* What needs to be done *
Make an exact copy of the records, with the images left out.
▼
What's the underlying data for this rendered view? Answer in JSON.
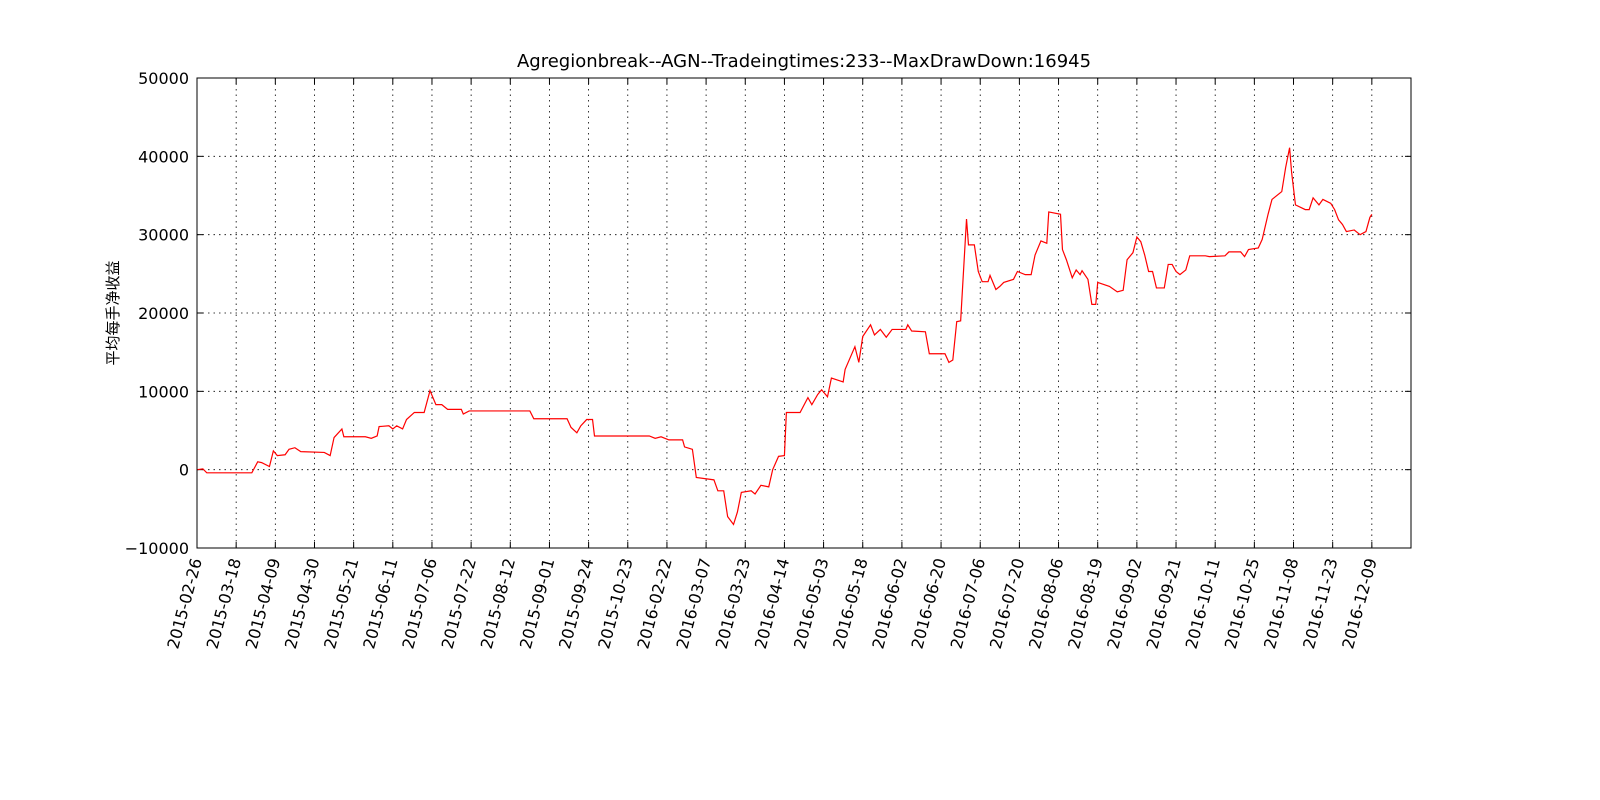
{
  "chart_data": {
    "type": "line",
    "title": "Agregionbreak--AGN--Tradeingtimes:233--MaxDrawDown:16945",
    "ylabel": "平均每手净收益",
    "color": "#ff0000",
    "grid": true,
    "xlim": [
      0,
      620
    ],
    "ylim": [
      -10000,
      50000
    ],
    "yticks": [
      {
        "value": -10000,
        "label": "−10000"
      },
      0,
      10000,
      20000,
      30000,
      40000,
      50000
    ],
    "xticks": [
      {
        "value": 0,
        "label": "2015-02-26"
      },
      {
        "value": 20,
        "label": "2015-03-18"
      },
      {
        "value": 40,
        "label": "2015-04-09"
      },
      {
        "value": 60,
        "label": "2015-04-30"
      },
      {
        "value": 80,
        "label": "2015-05-21"
      },
      {
        "value": 100,
        "label": "2015-06-11"
      },
      {
        "value": 120,
        "label": "2015-07-06"
      },
      {
        "value": 140,
        "label": "2015-07-22"
      },
      {
        "value": 160,
        "label": "2015-08-12"
      },
      {
        "value": 180,
        "label": "2015-09-01"
      },
      {
        "value": 200,
        "label": "2015-09-24"
      },
      {
        "value": 220,
        "label": "2015-10-23"
      },
      {
        "value": 240,
        "label": "2016-02-22"
      },
      {
        "value": 260,
        "label": "2016-03-07"
      },
      {
        "value": 280,
        "label": "2016-03-23"
      },
      {
        "value": 300,
        "label": "2016-04-14"
      },
      {
        "value": 320,
        "label": "2016-05-03"
      },
      {
        "value": 340,
        "label": "2016-05-18"
      },
      {
        "value": 360,
        "label": "2016-06-02"
      },
      {
        "value": 380,
        "label": "2016-06-20"
      },
      {
        "value": 400,
        "label": "2016-07-06"
      },
      {
        "value": 420,
        "label": "2016-07-20"
      },
      {
        "value": 440,
        "label": "2016-08-06"
      },
      {
        "value": 460,
        "label": "2016-08-19"
      },
      {
        "value": 480,
        "label": "2016-09-02"
      },
      {
        "value": 500,
        "label": "2016-09-21"
      },
      {
        "value": 520,
        "label": "2016-10-11"
      },
      {
        "value": 540,
        "label": "2016-10-25"
      },
      {
        "value": 560,
        "label": "2016-11-08"
      },
      {
        "value": 580,
        "label": "2016-11-23"
      },
      {
        "value": 600,
        "label": "2016-12-09"
      }
    ],
    "x": [
      0,
      3,
      5,
      28,
      31,
      33,
      37,
      39,
      41,
      45,
      47,
      50,
      53,
      65,
      68,
      70,
      74,
      75,
      86,
      89,
      92,
      93,
      98,
      100,
      102,
      105,
      107,
      111,
      116,
      119,
      122,
      125,
      128,
      135,
      136,
      139,
      170,
      172,
      189,
      191,
      194,
      196,
      199,
      202,
      203,
      231,
      234,
      237,
      241,
      248,
      249,
      253,
      255,
      264,
      266,
      269,
      271,
      274,
      276,
      278,
      283,
      285,
      288,
      292,
      294,
      297,
      300,
      301,
      308,
      312,
      314,
      317,
      319,
      322,
      324,
      330,
      331,
      336,
      338,
      340,
      344,
      346,
      349,
      352,
      355,
      362,
      363,
      365,
      372,
      374,
      382,
      384,
      386,
      388,
      390,
      393,
      394,
      397,
      399,
      401,
      404,
      405,
      408,
      410,
      412,
      417,
      419,
      423,
      426,
      428,
      431,
      434,
      435,
      441,
      442,
      444,
      447,
      449,
      451,
      452,
      455,
      457,
      459,
      460,
      466,
      470,
      473,
      475,
      478,
      480,
      482,
      484,
      486,
      488,
      490,
      494,
      496,
      498,
      500,
      502,
      505,
      507,
      515,
      517,
      525,
      527,
      533,
      535,
      537,
      542,
      544,
      547,
      549,
      554,
      556,
      558,
      559,
      561,
      566,
      568,
      570,
      573,
      575,
      579,
      581,
      583,
      585,
      587,
      591,
      594,
      597,
      599,
      600
    ],
    "values": [
      0,
      100,
      -400,
      -400,
      1000,
      900,
      400,
      2400,
      1800,
      1900,
      2600,
      2800,
      2300,
      2200,
      1800,
      4100,
      5200,
      4200,
      4200,
      4000,
      4300,
      5500,
      5600,
      5200,
      5600,
      5200,
      6400,
      7300,
      7300,
      10100,
      8300,
      8300,
      7700,
      7700,
      7100,
      7500,
      7500,
      6500,
      6500,
      5400,
      4700,
      5600,
      6400,
      6400,
      4300,
      4300,
      4000,
      4200,
      3800,
      3800,
      2900,
      2600,
      -1000,
      -1300,
      -2700,
      -2700,
      -6000,
      -7000,
      -5400,
      -2900,
      -2700,
      -3100,
      -2000,
      -2200,
      0,
      1700,
      1800,
      7300,
      7300,
      9200,
      8300,
      9600,
      10200,
      9300,
      11700,
      11200,
      12800,
      15700,
      13700,
      17000,
      18500,
      17200,
      17900,
      16900,
      17900,
      17900,
      18500,
      17700,
      17600,
      14800,
      14800,
      13700,
      14000,
      18900,
      19000,
      32000,
      28700,
      28700,
      25300,
      24000,
      24000,
      24800,
      23000,
      23400,
      23900,
      24300,
      25300,
      24900,
      24900,
      27400,
      29200,
      28900,
      32900,
      32600,
      28100,
      26800,
      24500,
      25500,
      24900,
      25400,
      24300,
      21100,
      21100,
      23900,
      23400,
      22700,
      22900,
      26800,
      27700,
      29700,
      29100,
      27400,
      25300,
      25300,
      23200,
      23200,
      26200,
      26200,
      25300,
      24900,
      25500,
      27300,
      27300,
      27200,
      27300,
      27800,
      27800,
      27200,
      28100,
      28300,
      29400,
      32600,
      34500,
      35500,
      38600,
      41100,
      38000,
      33800,
      33200,
      33200,
      34700,
      33800,
      34500,
      34000,
      33200,
      31900,
      31300,
      30400,
      30600,
      30000,
      30400,
      32200,
      32600
    ]
  }
}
▲
* Complete answer *
What's the underlying data for this rendered view? Answer in JSON.
{
  "chart_data": {
    "type": "line",
    "title": "Agregionbreak--AGN--Tradeingtimes:233--MaxDrawDown:16945",
    "ylabel": "平均每手净收益",
    "color": "#ff0000",
    "grid": true,
    "xlim": [
      0,
      620
    ],
    "ylim": [
      -10000,
      50000
    ],
    "yticks": [
      {
        "value": -10000,
        "label": "−10000"
      },
      0,
      10000,
      20000,
      30000,
      40000,
      50000
    ],
    "xticks": [
      {
        "value": 0,
        "label": "2015-02-26"
      },
      {
        "value": 20,
        "label": "2015-03-18"
      },
      {
        "value": 40,
        "label": "2015-04-09"
      },
      {
        "value": 60,
        "label": "2015-04-30"
      },
      {
        "value": 80,
        "label": "2015-05-21"
      },
      {
        "value": 100,
        "label": "2015-06-11"
      },
      {
        "value": 120,
        "label": "2015-07-06"
      },
      {
        "value": 140,
        "label": "2015-07-22"
      },
      {
        "value": 160,
        "label": "2015-08-12"
      },
      {
        "value": 180,
        "label": "2015-09-01"
      },
      {
        "value": 200,
        "label": "2015-09-24"
      },
      {
        "value": 220,
        "label": "2015-10-23"
      },
      {
        "value": 240,
        "label": "2016-02-22"
      },
      {
        "value": 260,
        "label": "2016-03-07"
      },
      {
        "value": 280,
        "label": "2016-03-23"
      },
      {
        "value": 300,
        "label": "2016-04-14"
      },
      {
        "value": 320,
        "label": "2016-05-03"
      },
      {
        "value": 340,
        "label": "2016-05-18"
      },
      {
        "value": 360,
        "label": "2016-06-02"
      },
      {
        "value": 380,
        "label": "2016-06-20"
      },
      {
        "value": 400,
        "label": "2016-07-06"
      },
      {
        "value": 420,
        "label": "2016-07-20"
      },
      {
        "value": 440,
        "label": "2016-08-06"
      },
      {
        "value": 460,
        "label": "2016-08-19"
      },
      {
        "value": 480,
        "label": "2016-09-02"
      },
      {
        "value": 500,
        "label": "2016-09-21"
      },
      {
        "value": 520,
        "label": "2016-10-11"
      },
      {
        "value": 540,
        "label": "2016-10-25"
      },
      {
        "value": 560,
        "label": "2016-11-08"
      },
      {
        "value": 580,
        "label": "2016-11-23"
      },
      {
        "value": 600,
        "label": "2016-12-09"
      }
    ],
    "x": [
      0,
      3,
      5,
      28,
      31,
      33,
      37,
      39,
      41,
      45,
      47,
      50,
      53,
      65,
      68,
      70,
      74,
      75,
      86,
      89,
      92,
      93,
      98,
      100,
      102,
      105,
      107,
      111,
      116,
      119,
      122,
      125,
      128,
      135,
      136,
      139,
      170,
      172,
      189,
      191,
      194,
      196,
      199,
      202,
      203,
      231,
      234,
      237,
      241,
      248,
      249,
      253,
      255,
      264,
      266,
      269,
      271,
      274,
      276,
      278,
      283,
      285,
      288,
      292,
      294,
      297,
      300,
      301,
      308,
      312,
      314,
      317,
      319,
      322,
      324,
      330,
      331,
      336,
      338,
      340,
      344,
      346,
      349,
      352,
      355,
      362,
      363,
      365,
      372,
      374,
      382,
      384,
      386,
      388,
      390,
      393,
      394,
      397,
      399,
      401,
      404,
      405,
      408,
      410,
      412,
      417,
      419,
      423,
      426,
      428,
      431,
      434,
      435,
      441,
      442,
      444,
      447,
      449,
      451,
      452,
      455,
      457,
      459,
      460,
      466,
      470,
      473,
      475,
      478,
      480,
      482,
      484,
      486,
      488,
      490,
      494,
      496,
      498,
      500,
      502,
      505,
      507,
      515,
      517,
      525,
      527,
      533,
      535,
      537,
      542,
      544,
      547,
      549,
      554,
      556,
      558,
      559,
      561,
      566,
      568,
      570,
      573,
      575,
      579,
      581,
      583,
      585,
      587,
      591,
      594,
      597,
      599,
      600
    ],
    "values": [
      0,
      100,
      -400,
      -400,
      1000,
      900,
      400,
      2400,
      1800,
      1900,
      2600,
      2800,
      2300,
      2200,
      1800,
      4100,
      5200,
      4200,
      4200,
      4000,
      4300,
      5500,
      5600,
      5200,
      5600,
      5200,
      6400,
      7300,
      7300,
      10100,
      8300,
      8300,
      7700,
      7700,
      7100,
      7500,
      7500,
      6500,
      6500,
      5400,
      4700,
      5600,
      6400,
      6400,
      4300,
      4300,
      4000,
      4200,
      3800,
      3800,
      2900,
      2600,
      -1000,
      -1300,
      -2700,
      -2700,
      -6000,
      -7000,
      -5400,
      -2900,
      -2700,
      -3100,
      -2000,
      -2200,
      0,
      1700,
      1800,
      7300,
      7300,
      9200,
      8300,
      9600,
      10200,
      9300,
      11700,
      11200,
      12800,
      15700,
      13700,
      17000,
      18500,
      17200,
      17900,
      16900,
      17900,
      17900,
      18500,
      17700,
      17600,
      14800,
      14800,
      13700,
      14000,
      18900,
      19000,
      32000,
      28700,
      28700,
      25300,
      24000,
      24000,
      24800,
      23000,
      23400,
      23900,
      24300,
      25300,
      24900,
      24900,
      27400,
      29200,
      28900,
      32900,
      32600,
      28100,
      26800,
      24500,
      25500,
      24900,
      25400,
      24300,
      21100,
      21100,
      23900,
      23400,
      22700,
      22900,
      26800,
      27700,
      29700,
      29100,
      27400,
      25300,
      25300,
      23200,
      23200,
      26200,
      26200,
      25300,
      24900,
      25500,
      27300,
      27300,
      27200,
      27300,
      27800,
      27800,
      27200,
      28100,
      28300,
      29400,
      32600,
      34500,
      35500,
      38600,
      41100,
      38000,
      33800,
      33200,
      33200,
      34700,
      33800,
      34500,
      34000,
      33200,
      31900,
      31300,
      30400,
      30600,
      30000,
      30400,
      32200,
      32600
    ]
  }
}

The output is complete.